Data excerpts
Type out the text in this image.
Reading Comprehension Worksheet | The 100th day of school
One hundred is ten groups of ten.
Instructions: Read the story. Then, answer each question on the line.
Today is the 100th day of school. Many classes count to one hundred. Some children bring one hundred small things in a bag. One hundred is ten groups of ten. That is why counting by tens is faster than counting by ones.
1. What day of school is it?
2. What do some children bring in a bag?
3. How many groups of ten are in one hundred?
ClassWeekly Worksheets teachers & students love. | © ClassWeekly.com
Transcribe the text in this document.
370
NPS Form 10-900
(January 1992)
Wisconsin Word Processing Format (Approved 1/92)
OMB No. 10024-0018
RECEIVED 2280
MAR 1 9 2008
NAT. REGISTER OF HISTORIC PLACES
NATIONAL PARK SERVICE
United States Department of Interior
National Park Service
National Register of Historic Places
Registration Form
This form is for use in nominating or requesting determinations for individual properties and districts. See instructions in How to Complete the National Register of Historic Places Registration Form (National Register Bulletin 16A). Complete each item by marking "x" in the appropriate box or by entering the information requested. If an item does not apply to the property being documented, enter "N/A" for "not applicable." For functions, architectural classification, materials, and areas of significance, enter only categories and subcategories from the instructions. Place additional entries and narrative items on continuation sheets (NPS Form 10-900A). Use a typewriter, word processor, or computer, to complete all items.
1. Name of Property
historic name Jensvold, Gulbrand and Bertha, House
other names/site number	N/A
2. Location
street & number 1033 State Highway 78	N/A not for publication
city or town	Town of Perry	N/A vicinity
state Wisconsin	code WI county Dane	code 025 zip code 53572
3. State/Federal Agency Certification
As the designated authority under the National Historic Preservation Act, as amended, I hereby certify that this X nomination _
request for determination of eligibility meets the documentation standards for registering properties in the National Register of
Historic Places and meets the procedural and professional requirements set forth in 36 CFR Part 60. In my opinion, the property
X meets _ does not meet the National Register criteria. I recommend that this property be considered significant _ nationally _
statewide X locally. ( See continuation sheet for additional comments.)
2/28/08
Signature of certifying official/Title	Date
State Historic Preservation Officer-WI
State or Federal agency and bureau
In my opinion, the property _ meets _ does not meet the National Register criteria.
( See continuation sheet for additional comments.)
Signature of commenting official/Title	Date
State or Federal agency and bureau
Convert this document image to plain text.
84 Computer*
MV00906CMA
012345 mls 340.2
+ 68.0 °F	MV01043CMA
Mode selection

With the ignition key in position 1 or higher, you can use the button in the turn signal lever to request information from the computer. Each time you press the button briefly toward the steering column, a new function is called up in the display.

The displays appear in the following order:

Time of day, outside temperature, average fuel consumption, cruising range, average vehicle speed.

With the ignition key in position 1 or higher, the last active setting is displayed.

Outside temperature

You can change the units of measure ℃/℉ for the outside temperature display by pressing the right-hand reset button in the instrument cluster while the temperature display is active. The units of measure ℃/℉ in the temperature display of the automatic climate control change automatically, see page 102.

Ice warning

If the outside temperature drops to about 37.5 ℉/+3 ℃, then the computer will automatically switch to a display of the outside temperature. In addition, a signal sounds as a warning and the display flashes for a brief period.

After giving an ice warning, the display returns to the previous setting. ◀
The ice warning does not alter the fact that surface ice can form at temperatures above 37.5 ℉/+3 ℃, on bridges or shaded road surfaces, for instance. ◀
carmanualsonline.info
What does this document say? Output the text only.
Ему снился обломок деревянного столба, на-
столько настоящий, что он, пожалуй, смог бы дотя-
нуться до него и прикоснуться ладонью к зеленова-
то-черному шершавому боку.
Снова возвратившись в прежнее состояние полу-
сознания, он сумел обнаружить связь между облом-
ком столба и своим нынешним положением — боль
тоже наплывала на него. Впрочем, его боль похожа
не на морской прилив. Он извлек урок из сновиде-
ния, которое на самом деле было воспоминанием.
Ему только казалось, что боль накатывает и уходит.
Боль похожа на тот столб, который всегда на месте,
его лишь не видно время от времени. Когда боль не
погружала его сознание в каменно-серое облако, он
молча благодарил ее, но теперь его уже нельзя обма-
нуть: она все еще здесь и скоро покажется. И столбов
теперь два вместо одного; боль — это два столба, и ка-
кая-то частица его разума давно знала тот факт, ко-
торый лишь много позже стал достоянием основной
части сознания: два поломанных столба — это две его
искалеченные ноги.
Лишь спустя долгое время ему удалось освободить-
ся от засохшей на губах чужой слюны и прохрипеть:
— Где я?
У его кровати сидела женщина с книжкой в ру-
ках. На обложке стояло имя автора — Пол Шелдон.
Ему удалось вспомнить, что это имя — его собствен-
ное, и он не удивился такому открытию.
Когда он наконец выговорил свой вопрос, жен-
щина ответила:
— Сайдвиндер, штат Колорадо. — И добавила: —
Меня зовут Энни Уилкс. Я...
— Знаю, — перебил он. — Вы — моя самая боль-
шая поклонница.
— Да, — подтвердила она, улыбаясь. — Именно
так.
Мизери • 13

Stated exercise
Transcribe all the entries, keeping each one exactly as it is.

Output below
Type out the text in this image.
Reading Comprehension Worksheet | The 100th day of school
One hundred is ten groups of ten.
Instructions: Read the story. Then, answer each question on the line.
Today is the 100th day of school. Many classes count to one hundred. Some children bring one hundred small things in a bag. One hundred is ten groups of ten. That is why counting by tens is faster than counting by ones.
1. What day of school is it?
2. What do some children bring in a bag?
3. How many groups of ten are in one hundred?
ClassWeekly Worksheets teachers & students love. | © ClassWeekly.com
Transcribe the text in this document.
370
NPS Form 10-900
(January 1992)
Wisconsin Word Processing Format (Approved 1/92)
OMB No. 10024-0018
RECEIVED 2280
MAR 1 9 2008
NAT. REGISTER OF HISTORIC PLACES
NATIONAL PARK SERVICE
United States Department of Interior
National Park Service
National Register of Historic Places
Registration Form
This form is for use in nominating or requesting determinations for individual properties and districts. See instructions in How to Complete the National Register of Historic Places Registration Form (National Register Bulletin 16A). Complete each item by marking "x" in the appropriate box or by entering the information requested. If an item does not apply to the property being documented, enter "N/A" for "not applicable." For functions, architectural classification, materials, and areas of significance, enter only categories and subcategories from the instructions. Place additional entries and narrative items on continuation sheets (NPS Form 10-900A). Use a typewriter, word processor, or computer, to complete all items.
1. Name of Property
historic name Jensvold, Gulbrand and Bertha, House
other names/site number	N/A
2. Location
street & number 1033 State Highway 78	N/A not for publication
city or town	Town of Perry	N/A vicinity
state Wisconsin	code WI county Dane	code 025 zip code 53572
3. State/Federal Agency Certification
As the designated authority under the National Historic Preservation Act, as amended, I hereby certify that this X nomination _
request for determination of eligibility meets the documentation standards for registering properties in the National Register of
Historic Places and meets the procedural and professional requirements set forth in 36 CFR Part 60. In my opinion, the property
X meets _ does not meet the National Register criteria. I recommend that this property be considered significant _ nationally _
statewide X locally. ( See continuation sheet for additional comments.)
2/28/08
Signature of certifying official/Title	Date
State Historic Preservation Officer-WI
State or Federal agency and bureau
In my opinion, the property _ meets _ does not meet the National Register criteria.
( See continuation sheet for additional comments.)
Signature of commenting official/Title	Date
State or Federal agency and bureau
Convert this document image to plain text.
84 Computer*
MV00906CMA
012345 mls 340.2
+ 68.0 °F	MV01043CMA
Mode selection

With the ignition key in position 1 or higher, you can use the button in the turn signal lever to request information from the computer. Each time you press the button briefly toward the steering column, a new function is called up in the display.

The displays appear in the following order:

Time of day, outside temperature, average fuel consumption, cruising range, average vehicle speed.

With the ignition key in position 1 or higher, the last active setting is displayed.

Outside temperature

You can change the units of measure ℃/℉ for the outside temperature display by pressing the right-hand reset button in the instrument cluster while the temperature display is active. The units of measure ℃/℉ in the temperature display of the automatic climate control change automatically, see page 102.

Ice warning

If the outside temperature drops to about 37.5 ℉/+3 ℃, then the computer will automatically switch to a display of the outside temperature. In addition, a signal sounds as a warning and the display flashes for a brief period.

After giving an ice warning, the display returns to the previous setting. ◀
The ice warning does not alter the fact that surface ice can form at temperatures above 37.5 ℉/+3 ℃, on bridges or shaded road surfaces, for instance. ◀
carmanualsonline.info
What does this document say? Output the text only.
Ему снился обломок деревянного столба, на-
столько настоящий, что он, пожалуй, смог бы дотя-
нуться до него и прикоснуться ладонью к зеленова-
то-черному шершавому боку.
Снова возвратившись в прежнее состояние полу-
сознания, он сумел обнаружить связь между облом-
ком столба и своим нынешним положением — боль
тоже наплывала на него. Впрочем, его боль похожа
не на морской прилив. Он извлек урок из сновиде-
ния, которое на самом деле было воспоминанием.
Ему только казалось, что боль накатывает и уходит.
Боль похожа на тот столб, который всегда на месте,
его лишь не видно время от времени. Когда боль не
погружала его сознание в каменно-серое облако, он
молча благодарил ее, но теперь его уже нельзя обма-
нуть: она все еще здесь и скоро покажется. И столбов
теперь два вместо одного; боль — это два столба, и ка-
кая-то частица его разума давно знала тот факт, ко-
торый лишь много позже стал достоянием основной
части сознания: два поломанных столба — это две его
искалеченные ноги.
Лишь спустя долгое время ему удалось освободить-
ся от засохшей на губах чужой слюны и прохрипеть:
— Где я?
У его кровати сидела женщина с книжкой в ру-
ках. На обложке стояло имя автора — Пол Шелдон.
Ему удалось вспомнить, что это имя — его собствен-
ное, и он не удивился такому открытию.
Когда он наконец выговорил свой вопрос, жен-
щина ответила:
— Сайдвиндер, штат Колорадо. — И добавила: —
Меня зовут Энни Уилкс. Я...
— Знаю, — перебил он. — Вы — моя самая боль-
шая поклонница.
— Да, — подтвердила она, улыбаясь. — Именно
так.
Мизери • 13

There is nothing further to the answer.